SELECTED PASSAGE —
• • • • • • •

And he has a limp. I'm not sure when that happened (note the fleeing he did the last time we saw him), but OK, whatever. Selina steals his mother's necklace and Bruce does his ONE bit of detective work in the movie (you'll remember he shot some bullets into bricks in The Dark Knight as his one trick for that film) to figure out who she is. Shit goes down and Batman comes out of retirement to stop Bane (and track down Catwoman, it seems).

Now let me take a moment to go back to that whole John Blake knows who Batman is thing. Batman disappeared after the death of Harvey Dent. Has not been seen since. Around the same time, Bruce Wayne becomes a shut-in. He hasn't been seen or spoken to in more or less the same amount of time. Catwoman steals a necklace around the same time Bane appears (all according to Bane's plan, of course). Which means that Bruce Wayne figures he should get both his personas out there and figuring out what's up. Not only did Batman and Bruce Wayne disappear at around the same time, they suddenly reappear within the same week? I'm surprised that Blake and Bane are the only two people who figured this one out. It doesn't take a great deal of intelligence to at least see the amazing coincidence in that. It would at least make someone suspicious, I think.

So Batman has provided a good deal of circumstantial evidence as to his identity. The fact that Bruce Wayne and Batman both disappeared and reappeared at the same time might not be damning evidence... but it's suspicious enough that anyone willing could track down other coincidences, like Batman's original emergence not long after Bruce Wayne returned from years of wandering the globe, or the surprising amount of tech and gadgets that would cost millions of dollars to create/fund and the not so illogical jump that Wayne Enterprises is the only company in Gotham with those sorts of resources, and it's owner, the only guy with that kind of money, (a similar argument could be levied at the comics, too). There are a lot of little pieces that someone could use to put this puzzle together. And the re-emergence in this film is one of the biggest.

• • • • • • •

RECORD EXCERPTS —
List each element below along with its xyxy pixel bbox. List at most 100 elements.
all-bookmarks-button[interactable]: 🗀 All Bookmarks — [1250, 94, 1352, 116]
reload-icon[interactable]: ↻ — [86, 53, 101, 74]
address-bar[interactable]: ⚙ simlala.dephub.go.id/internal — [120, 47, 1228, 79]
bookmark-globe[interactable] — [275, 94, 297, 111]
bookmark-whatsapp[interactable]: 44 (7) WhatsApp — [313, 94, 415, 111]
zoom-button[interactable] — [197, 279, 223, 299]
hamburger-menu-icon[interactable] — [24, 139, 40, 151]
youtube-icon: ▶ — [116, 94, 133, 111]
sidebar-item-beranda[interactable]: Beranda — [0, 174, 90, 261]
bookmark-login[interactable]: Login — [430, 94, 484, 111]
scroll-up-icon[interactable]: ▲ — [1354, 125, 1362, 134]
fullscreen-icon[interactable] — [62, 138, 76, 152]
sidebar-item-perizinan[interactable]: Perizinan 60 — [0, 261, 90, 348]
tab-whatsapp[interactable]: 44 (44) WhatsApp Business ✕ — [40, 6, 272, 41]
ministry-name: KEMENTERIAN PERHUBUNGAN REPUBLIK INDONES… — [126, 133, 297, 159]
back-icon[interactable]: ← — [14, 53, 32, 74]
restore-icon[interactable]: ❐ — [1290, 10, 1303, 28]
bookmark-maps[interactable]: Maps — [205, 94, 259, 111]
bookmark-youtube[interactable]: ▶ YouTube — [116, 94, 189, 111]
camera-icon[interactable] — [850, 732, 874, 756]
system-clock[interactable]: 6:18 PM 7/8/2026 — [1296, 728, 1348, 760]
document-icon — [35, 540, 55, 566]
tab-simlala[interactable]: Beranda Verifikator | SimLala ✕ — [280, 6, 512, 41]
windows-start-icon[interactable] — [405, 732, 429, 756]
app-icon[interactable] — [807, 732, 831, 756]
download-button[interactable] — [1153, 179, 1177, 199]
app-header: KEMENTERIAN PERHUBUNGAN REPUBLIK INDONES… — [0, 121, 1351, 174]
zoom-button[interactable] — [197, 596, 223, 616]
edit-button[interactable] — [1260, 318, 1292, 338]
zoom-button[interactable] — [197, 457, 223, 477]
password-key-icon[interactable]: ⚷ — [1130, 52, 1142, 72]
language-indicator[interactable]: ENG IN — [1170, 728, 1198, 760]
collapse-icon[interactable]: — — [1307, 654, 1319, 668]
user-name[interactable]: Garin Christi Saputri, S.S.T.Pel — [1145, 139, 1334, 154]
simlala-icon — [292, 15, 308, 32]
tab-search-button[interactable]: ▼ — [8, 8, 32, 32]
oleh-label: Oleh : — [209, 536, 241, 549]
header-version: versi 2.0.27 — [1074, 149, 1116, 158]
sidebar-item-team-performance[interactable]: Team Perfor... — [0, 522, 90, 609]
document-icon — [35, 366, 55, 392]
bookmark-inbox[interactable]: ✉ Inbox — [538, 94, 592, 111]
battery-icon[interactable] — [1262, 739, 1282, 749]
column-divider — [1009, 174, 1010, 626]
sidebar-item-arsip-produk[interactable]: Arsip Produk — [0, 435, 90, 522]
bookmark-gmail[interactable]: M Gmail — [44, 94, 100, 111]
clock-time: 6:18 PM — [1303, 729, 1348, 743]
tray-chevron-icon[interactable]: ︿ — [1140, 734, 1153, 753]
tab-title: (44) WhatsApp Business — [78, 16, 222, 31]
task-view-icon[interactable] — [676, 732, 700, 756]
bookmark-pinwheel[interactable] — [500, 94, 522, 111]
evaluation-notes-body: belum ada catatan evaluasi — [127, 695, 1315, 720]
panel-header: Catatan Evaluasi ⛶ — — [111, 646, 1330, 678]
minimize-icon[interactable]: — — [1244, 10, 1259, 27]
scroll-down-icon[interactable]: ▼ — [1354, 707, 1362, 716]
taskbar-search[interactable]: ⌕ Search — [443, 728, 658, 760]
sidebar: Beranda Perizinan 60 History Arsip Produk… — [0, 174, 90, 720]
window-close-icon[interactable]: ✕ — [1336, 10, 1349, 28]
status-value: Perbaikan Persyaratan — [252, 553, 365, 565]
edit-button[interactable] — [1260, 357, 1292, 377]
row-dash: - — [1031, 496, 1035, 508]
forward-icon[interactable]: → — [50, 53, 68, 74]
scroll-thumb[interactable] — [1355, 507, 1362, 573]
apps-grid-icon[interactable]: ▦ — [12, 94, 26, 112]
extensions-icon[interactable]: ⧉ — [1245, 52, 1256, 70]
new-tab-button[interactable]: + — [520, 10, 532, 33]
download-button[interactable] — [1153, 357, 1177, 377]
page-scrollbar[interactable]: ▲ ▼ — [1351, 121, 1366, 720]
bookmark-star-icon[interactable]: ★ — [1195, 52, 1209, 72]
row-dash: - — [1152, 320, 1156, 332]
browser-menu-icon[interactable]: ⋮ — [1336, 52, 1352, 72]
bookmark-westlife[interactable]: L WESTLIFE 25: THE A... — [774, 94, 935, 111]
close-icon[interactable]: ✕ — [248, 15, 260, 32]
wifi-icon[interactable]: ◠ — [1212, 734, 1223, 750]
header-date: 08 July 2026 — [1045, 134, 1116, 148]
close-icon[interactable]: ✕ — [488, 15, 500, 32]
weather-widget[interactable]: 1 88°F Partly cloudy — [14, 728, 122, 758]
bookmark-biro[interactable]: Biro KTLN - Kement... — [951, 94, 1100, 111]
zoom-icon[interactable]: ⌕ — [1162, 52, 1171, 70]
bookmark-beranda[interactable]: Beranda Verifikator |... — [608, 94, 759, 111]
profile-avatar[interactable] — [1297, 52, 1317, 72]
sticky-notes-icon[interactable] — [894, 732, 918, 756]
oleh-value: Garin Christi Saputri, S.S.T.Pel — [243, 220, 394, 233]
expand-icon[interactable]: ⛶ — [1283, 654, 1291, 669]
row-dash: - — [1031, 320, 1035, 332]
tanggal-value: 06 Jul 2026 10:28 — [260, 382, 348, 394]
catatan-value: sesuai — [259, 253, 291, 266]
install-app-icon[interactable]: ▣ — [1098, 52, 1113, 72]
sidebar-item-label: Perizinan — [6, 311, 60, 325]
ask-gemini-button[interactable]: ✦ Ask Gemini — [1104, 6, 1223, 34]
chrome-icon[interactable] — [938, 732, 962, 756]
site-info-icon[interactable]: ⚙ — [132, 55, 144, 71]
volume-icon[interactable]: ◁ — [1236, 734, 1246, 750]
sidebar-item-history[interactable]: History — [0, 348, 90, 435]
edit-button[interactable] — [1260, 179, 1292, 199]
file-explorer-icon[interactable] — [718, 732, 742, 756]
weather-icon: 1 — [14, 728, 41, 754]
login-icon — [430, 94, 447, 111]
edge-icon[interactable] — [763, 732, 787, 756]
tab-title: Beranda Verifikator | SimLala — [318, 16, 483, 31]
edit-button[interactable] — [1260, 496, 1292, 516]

• • • • • • •

WHAT YOU NEED TO DO — Could you give the passage about Batman's identity again, starting with "And he has a" and going on through "Catwoman, it seems).", swapping "limp" for "cane"?

COMPLETE RESPONSE —
And he has a cane. I'm not sure when that happened (note the fleeing he did the last time we saw him), but OK, whatever. Selina steals his mother's necklace and Bruce does his ONE bit of detective work in the movie (you'll remember he shot some bullets into bricks in The Dark Knight as his one trick for that film) to figure out who she is. Shit goes down and Batman comes out of retirement to stop Bane (and track down Catwoman, it seems).